* _What the task requires_
Reproduce the records below exactly as they appear, omitting any pictures they contain.

* _Part of a data file_
§

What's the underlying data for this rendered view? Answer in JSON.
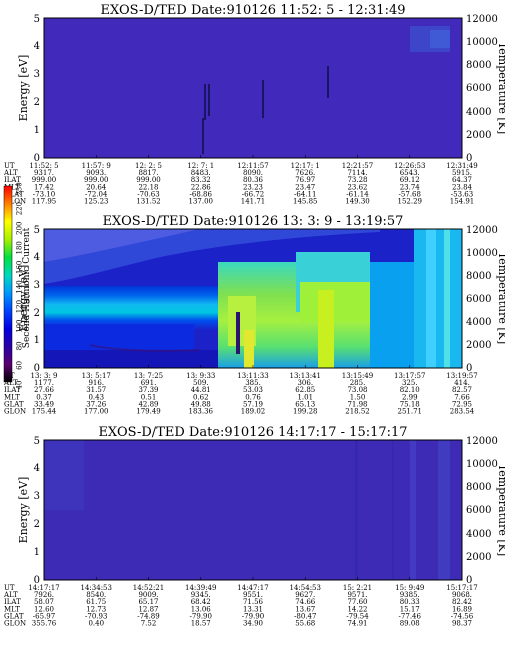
{
  "chart_data": [
    {
      "type": "heatmap",
      "title": "EXOS-D/TED  Date:910126  11:52: 5 - 12:31:49",
      "ylabel": "Energy [eV]",
      "ylabel_right": "Temperature [K]",
      "ylim": [
        0,
        5
      ],
      "y_ticks": [
        "0",
        "1",
        "2",
        "3",
        "4",
        "5"
      ],
      "ylim_right": [
        0,
        12000
      ],
      "y_ticks_right": [
        "0",
        "2000",
        "4000",
        "6000",
        "8000",
        "10000",
        "12000"
      ],
      "table": {
        "rows": [
          "UT",
          "ALT",
          "ILAT",
          "MLT",
          "GLAT",
          "GLON"
        ],
        "columns": [
          [
            "11:52: 5",
            "9317.",
            "999.00",
            "17.42",
            "-73.10",
            "117.95"
          ],
          [
            "11:57: 9",
            "9093.",
            "999.00",
            "20.64",
            "-72.04",
            "125.23"
          ],
          [
            "12: 2: 5",
            "8817.",
            "999.00",
            "22.18",
            "-70.63",
            "131.52"
          ],
          [
            "12: 7: 1",
            "8483.",
            "83.32",
            "22.86",
            "-68.86",
            "137.00"
          ],
          [
            "12:11:57",
            "8090.",
            "80.36",
            "23.23",
            "-66.72",
            "141.71"
          ],
          [
            "12:17: 1",
            "7626.",
            "76.97",
            "23.47",
            "-64.11",
            "145.85"
          ],
          [
            "12:21:57",
            "7114.",
            "73.28",
            "23.62",
            "-61.14",
            "149.30"
          ],
          [
            "12:26:53",
            "6543.",
            "69.12",
            "23.74",
            "-57.68",
            "152.29"
          ],
          [
            "12:31:49",
            "5915.",
            "64.37",
            "23.84",
            "-53.63",
            "154.91"
          ]
        ]
      }
    },
    {
      "type": "heatmap",
      "title": "EXOS-D/TED  Date:910126  13: 3: 9 - 13:19:57",
      "ylabel": "Energy [eV]",
      "ylabel_right": "Temperature [K]",
      "ylim": [
        0,
        5
      ],
      "y_ticks": [
        "0",
        "1",
        "2",
        "3",
        "4",
        "5"
      ],
      "ylim_right": [
        0,
        12000
      ],
      "y_ticks_right": [
        "0",
        "2000",
        "4000",
        "6000",
        "8000",
        "10000",
        "12000"
      ],
      "colorbar": {
        "label": "Second Harmonic Current",
        "ticks": [
          "40",
          "60",
          "80",
          "100",
          "120",
          "140",
          "160",
          "180",
          "200",
          "220",
          "250"
        ],
        "colors": [
          "#000000",
          "#5a0070",
          "#2a00a8",
          "#0000e0",
          "#0044ff",
          "#0099ff",
          "#00d8c0",
          "#00e040",
          "#a8f000",
          "#ffff00",
          "#ff8000",
          "#ff0000"
        ]
      },
      "table": {
        "rows": [
          "UT",
          "ALT",
          "ILAT",
          "MLT",
          "GLAT",
          "GLON"
        ],
        "columns": [
          [
            "13: 3: 9",
            "1177.",
            "27.66",
            "0.37",
            "33.49",
            "175.44"
          ],
          [
            "13: 5:17",
            "916.",
            "31.57",
            "0.43",
            "37.26",
            "177.00"
          ],
          [
            "13: 7:25",
            "691.",
            "37.39",
            "0.51",
            "42.89",
            "179.49"
          ],
          [
            "13: 9:33",
            "509.",
            "44.81",
            "0.62",
            "49.88",
            "183.36"
          ],
          [
            "13:11:33",
            "385.",
            "53.03",
            "0.76",
            "57.19",
            "189.02"
          ],
          [
            "13:13:41",
            "306.",
            "62.85",
            "1.01",
            "65.13",
            "199.28"
          ],
          [
            "13:15:49",
            "285.",
            "73.08",
            "1.50",
            "71.98",
            "218.52"
          ],
          [
            "13:17:57",
            "325.",
            "82.10",
            "2.99",
            "75.18",
            "251.71"
          ],
          [
            "13:19:57",
            "414.",
            "82.57",
            "7.66",
            "72.95",
            "283.54"
          ]
        ]
      }
    },
    {
      "type": "heatmap",
      "title": "EXOS-D/TED  Date:910126  14:17:17 - 15:17:17",
      "ylabel": "Energy [eV]",
      "ylabel_right": "Temperature [K]",
      "ylim": [
        0,
        5
      ],
      "y_ticks": [
        "0",
        "1",
        "2",
        "3",
        "4",
        "5"
      ],
      "ylim_right": [
        0,
        12000
      ],
      "y_ticks_right": [
        "0",
        "2000",
        "4000",
        "6000",
        "8000",
        "10000",
        "12000"
      ],
      "table": {
        "rows": [
          "UT",
          "ALT",
          "ILAT",
          "MLT",
          "GLAT",
          "GLON"
        ],
        "columns": [
          [
            "14:17:17",
            "7926.",
            "58.07",
            "12.60",
            "-65.97",
            "355.76"
          ],
          [
            "14:34:53",
            "8540.",
            "61.75",
            "12.73",
            "-70.93",
            "0.40"
          ],
          [
            "14:52:21",
            "9009.",
            "65.17",
            "12.87",
            "-74.89",
            "7.52"
          ],
          [
            "14:39:49",
            "9345.",
            "68.42",
            "13.06",
            "-79.90",
            "18.57"
          ],
          [
            "14:47:17",
            "9551.",
            "71.56",
            "13.31",
            "-79.90",
            "34.90"
          ],
          [
            "14:54:53",
            "9627.",
            "74.66",
            "13.67",
            "-80.47",
            "55.68"
          ],
          [
            "15: 2:21",
            "9571.",
            "77.60",
            "14.22",
            "-79.54",
            "74.91"
          ],
          [
            "15: 9:49",
            "9385.",
            "80.33",
            "15.17",
            "-77.46",
            "89.08"
          ],
          [
            "15:17:17",
            "9068.",
            "82.42",
            "16.89",
            "-74.56",
            "98.37"
          ]
        ]
      }
    }
  ]
}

§

* _Response to the exercise_
What's the underlying data for this rendered view? Answer in JSON.
{
  "chart_data": [
    {
      "type": "heatmap",
      "title": "EXOS-D/TED  Date:910126  11:52: 5 - 12:31:49",
      "ylabel": "Energy [eV]",
      "ylabel_right": "Temperature [K]",
      "ylim": [
        0,
        5
      ],
      "y_ticks": [
        "0",
        "1",
        "2",
        "3",
        "4",
        "5"
      ],
      "ylim_right": [
        0,
        12000
      ],
      "y_ticks_right": [
        "0",
        "2000",
        "4000",
        "6000",
        "8000",
        "10000",
        "12000"
      ],
      "table": {
        "rows": [
          "UT",
          "ALT",
          "ILAT",
          "MLT",
          "GLAT",
          "GLON"
        ],
        "columns": [
          [
            "11:52: 5",
            "9317.",
            "999.00",
            "17.42",
            "-73.10",
            "117.95"
          ],
          [
            "11:57: 9",
            "9093.",
            "999.00",
            "20.64",
            "-72.04",
            "125.23"
          ],
          [
            "12: 2: 5",
            "8817.",
            "999.00",
            "22.18",
            "-70.63",
            "131.52"
          ],
          [
            "12: 7: 1",
            "8483.",
            "83.32",
            "22.86",
            "-68.86",
            "137.00"
          ],
          [
            "12:11:57",
            "8090.",
            "80.36",
            "23.23",
            "-66.72",
            "141.71"
          ],
          [
            "12:17: 1",
            "7626.",
            "76.97",
            "23.47",
            "-64.11",
            "145.85"
          ],
          [
            "12:21:57",
            "7114.",
            "73.28",
            "23.62",
            "-61.14",
            "149.30"
          ],
          [
            "12:26:53",
            "6543.",
            "69.12",
            "23.74",
            "-57.68",
            "152.29"
          ],
          [
            "12:31:49",
            "5915.",
            "64.37",
            "23.84",
            "-53.63",
            "154.91"
          ]
        ]
      }
    },
    {
      "type": "heatmap",
      "title": "EXOS-D/TED  Date:910126  13: 3: 9 - 13:19:57",
      "ylabel": "Energy [eV]",
      "ylabel_right": "Temperature [K]",
      "ylim": [
        0,
        5
      ],
      "y_ticks": [
        "0",
        "1",
        "2",
        "3",
        "4",
        "5"
      ],
      "ylim_right": [
        0,
        12000
      ],
      "y_ticks_right": [
        "0",
        "2000",
        "4000",
        "6000",
        "8000",
        "10000",
        "12000"
      ],
      "colorbar": {
        "label": "Second Harmonic Current",
        "ticks": [
          "40",
          "60",
          "80",
          "100",
          "120",
          "140",
          "160",
          "180",
          "200",
          "220",
          "250"
        ],
        "colors": [
          "#000000",
          "#5a0070",
          "#2a00a8",
          "#0000e0",
          "#0044ff",
          "#0099ff",
          "#00d8c0",
          "#00e040",
          "#a8f000",
          "#ffff00",
          "#ff8000",
          "#ff0000"
        ]
      },
      "table": {
        "rows": [
          "UT",
          "ALT",
          "ILAT",
          "MLT",
          "GLAT",
          "GLON"
        ],
        "columns": [
          [
            "13: 3: 9",
            "1177.",
            "27.66",
            "0.37",
            "33.49",
            "175.44"
          ],
          [
            "13: 5:17",
            "916.",
            "31.57",
            "0.43",
            "37.26",
            "177.00"
          ],
          [
            "13: 7:25",
            "691.",
            "37.39",
            "0.51",
            "42.89",
            "179.49"
          ],
          [
            "13: 9:33",
            "509.",
            "44.81",
            "0.62",
            "49.88",
            "183.36"
          ],
          [
            "13:11:33",
            "385.",
            "53.03",
            "0.76",
            "57.19",
            "189.02"
          ],
          [
            "13:13:41",
            "306.",
            "62.85",
            "1.01",
            "65.13",
            "199.28"
          ],
          [
            "13:15:49",
            "285.",
            "73.08",
            "1.50",
            "71.98",
            "218.52"
          ],
          [
            "13:17:57",
            "325.",
            "82.10",
            "2.99",
            "75.18",
            "251.71"
          ],
          [
            "13:19:57",
            "414.",
            "82.57",
            "7.66",
            "72.95",
            "283.54"
          ]
        ]
      }
    },
    {
      "type": "heatmap",
      "title": "EXOS-D/TED  Date:910126  14:17:17 - 15:17:17",
      "ylabel": "Energy [eV]",
      "ylabel_right": "Temperature [K]",
      "ylim": [
        0,
        5
      ],
      "y_ticks": [
        "0",
        "1",
        "2",
        "3",
        "4",
        "5"
      ],
      "ylim_right": [
        0,
        12000
      ],
      "y_ticks_right": [
        "0",
        "2000",
        "4000",
        "6000",
        "8000",
        "10000",
        "12000"
      ],
      "table": {
        "rows": [
          "UT",
          "ALT",
          "ILAT",
          "MLT",
          "GLAT",
          "GLON"
        ],
        "columns": [
          [
            "14:17:17",
            "7926.",
            "58.07",
            "12.60",
            "-65.97",
            "355.76"
          ],
          [
            "14:34:53",
            "8540.",
            "61.75",
            "12.73",
            "-70.93",
            "0.40"
          ],
          [
            "14:52:21",
            "9009.",
            "65.17",
            "12.87",
            "-74.89",
            "7.52"
          ],
          [
            "14:39:49",
            "9345.",
            "68.42",
            "13.06",
            "-79.90",
            "18.57"
          ],
          [
            "14:47:17",
            "9551.",
            "71.56",
            "13.31",
            "-79.90",
            "34.90"
          ],
          [
            "14:54:53",
            "9627.",
            "74.66",
            "13.67",
            "-80.47",
            "55.68"
          ],
          [
            "15: 2:21",
            "9571.",
            "77.60",
            "14.22",
            "-79.54",
            "74.91"
          ],
          [
            "15: 9:49",
            "9385.",
            "80.33",
            "15.17",
            "-77.46",
            "89.08"
          ],
          [
            "15:17:17",
            "9068.",
            "82.42",
            "16.89",
            "-74.56",
            "98.37"
          ]
        ]
      }
    }
  ]
}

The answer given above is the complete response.